### Problems to solve
- a) In the film review, what let the goats escape from their pen?
- b) Continue the film review from where it stops.

### Given text
--- START ---

June 5, 2011
Warning: this review contains plot spoilers. However, we get the impression this won't spoil the film for you! - Ed.
Literally, ‘The Four Times’: in the words of Italian director Michelangelo Frammartino, ‘Man is made of mineral, because he has a skeleton; he’s a plant, because he has blood flowing in his veins like sap; he’s an animal because he has mobility; and he’s also a rational being. So, in order to fully understand himself, man has to understand himself four times.’ This film is 88 minutes of provocative silences and calmly held shots of man and nature that allow for an infinite wealth of reflection and meditation on the human condition and our place in the universe. We follow an old goatherd as he shepherds his goats, collects snails, religiously drinks as medicine the dust (magically photographed) collected from the church floor and eventually coughs his way to death asleep in his bedroom, surrounded by his escapee goats. His death comes at home, amidst the absurdity of a goat invasion, with one even standing defiantly on his kitchen table, having escaped after a truck carrying Roman Centurions rolled down a hill and bashed down the gate of the goat pen. This comic vignette releases us from the sadness of human death. Indeed, there is no time to mourn, human life comes and goes with the seasons, and the immediate birth of a goat kid renews hope.

--- END ---

[Bounding box prediction data]
--- START ---

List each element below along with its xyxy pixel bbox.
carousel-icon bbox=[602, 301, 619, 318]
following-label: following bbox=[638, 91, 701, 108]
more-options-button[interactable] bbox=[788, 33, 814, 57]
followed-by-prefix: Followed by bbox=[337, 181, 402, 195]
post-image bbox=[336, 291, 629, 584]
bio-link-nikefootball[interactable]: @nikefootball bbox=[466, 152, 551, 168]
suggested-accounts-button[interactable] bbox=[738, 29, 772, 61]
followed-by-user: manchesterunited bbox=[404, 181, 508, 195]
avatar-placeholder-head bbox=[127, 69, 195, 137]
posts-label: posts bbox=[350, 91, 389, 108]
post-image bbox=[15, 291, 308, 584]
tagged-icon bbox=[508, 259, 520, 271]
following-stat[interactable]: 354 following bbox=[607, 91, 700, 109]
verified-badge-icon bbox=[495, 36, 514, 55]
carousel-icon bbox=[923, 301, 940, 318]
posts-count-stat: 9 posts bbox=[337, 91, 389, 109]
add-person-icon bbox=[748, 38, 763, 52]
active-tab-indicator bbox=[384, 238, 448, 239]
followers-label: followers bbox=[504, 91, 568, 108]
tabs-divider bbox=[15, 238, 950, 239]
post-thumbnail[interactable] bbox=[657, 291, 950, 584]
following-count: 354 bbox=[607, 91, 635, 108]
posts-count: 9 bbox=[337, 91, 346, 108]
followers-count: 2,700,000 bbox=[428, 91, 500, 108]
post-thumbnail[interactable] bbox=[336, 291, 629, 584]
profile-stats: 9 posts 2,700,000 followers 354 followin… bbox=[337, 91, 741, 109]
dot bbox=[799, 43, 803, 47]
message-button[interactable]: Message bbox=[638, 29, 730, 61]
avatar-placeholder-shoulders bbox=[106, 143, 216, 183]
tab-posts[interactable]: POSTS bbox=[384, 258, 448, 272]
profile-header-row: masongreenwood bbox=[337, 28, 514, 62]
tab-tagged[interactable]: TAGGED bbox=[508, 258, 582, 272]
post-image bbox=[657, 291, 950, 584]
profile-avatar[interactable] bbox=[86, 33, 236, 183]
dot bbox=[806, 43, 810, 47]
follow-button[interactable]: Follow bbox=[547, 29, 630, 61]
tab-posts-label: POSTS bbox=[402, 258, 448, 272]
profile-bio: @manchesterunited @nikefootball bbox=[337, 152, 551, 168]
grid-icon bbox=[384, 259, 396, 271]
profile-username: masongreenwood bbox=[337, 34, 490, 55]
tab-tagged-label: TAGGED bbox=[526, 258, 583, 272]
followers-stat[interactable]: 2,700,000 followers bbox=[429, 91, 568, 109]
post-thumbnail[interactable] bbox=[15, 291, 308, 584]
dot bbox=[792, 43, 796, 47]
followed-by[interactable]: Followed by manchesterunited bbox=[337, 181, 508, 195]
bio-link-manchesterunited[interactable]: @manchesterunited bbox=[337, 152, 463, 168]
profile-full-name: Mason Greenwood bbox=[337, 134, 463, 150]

--- END ---

### Solved problems
- a) A truck carrying Roman Centurions rolled down a hill and bashed down the gate of the goat pen.

- b)
Lingering shots of goat faces lend the animals character. Indeed, oddly perhaps more or comparable character to the human goatherd who defies normality by engaging in virtually complete silence and isolation. Human being’s centrality in the universe is questioned. Winter comes briefly and then a fir tree is cut down, erected in the town square, climbed and consequently chopped to pieces in a celebration that surely questions human rationality in a similar way to the Roman Centurions and even to the divine dust. Ever-flowing universal energy seems to flow from man to goat to tree to, finally, coal, which is reliably created and delivered, keeping the chain of life inextricably linked and, fundamentally, wholly interdependent.
This is a beautiful film that has deservedly won high international praise, winning Best European Film award at Cannes 2010. To me it is quintessentially Italian, finding wonder and magic in the smallest things and relying on beautifully crafted shots and the eccentricities of simple, everyday living to transport the audience and engender reflection and discussion.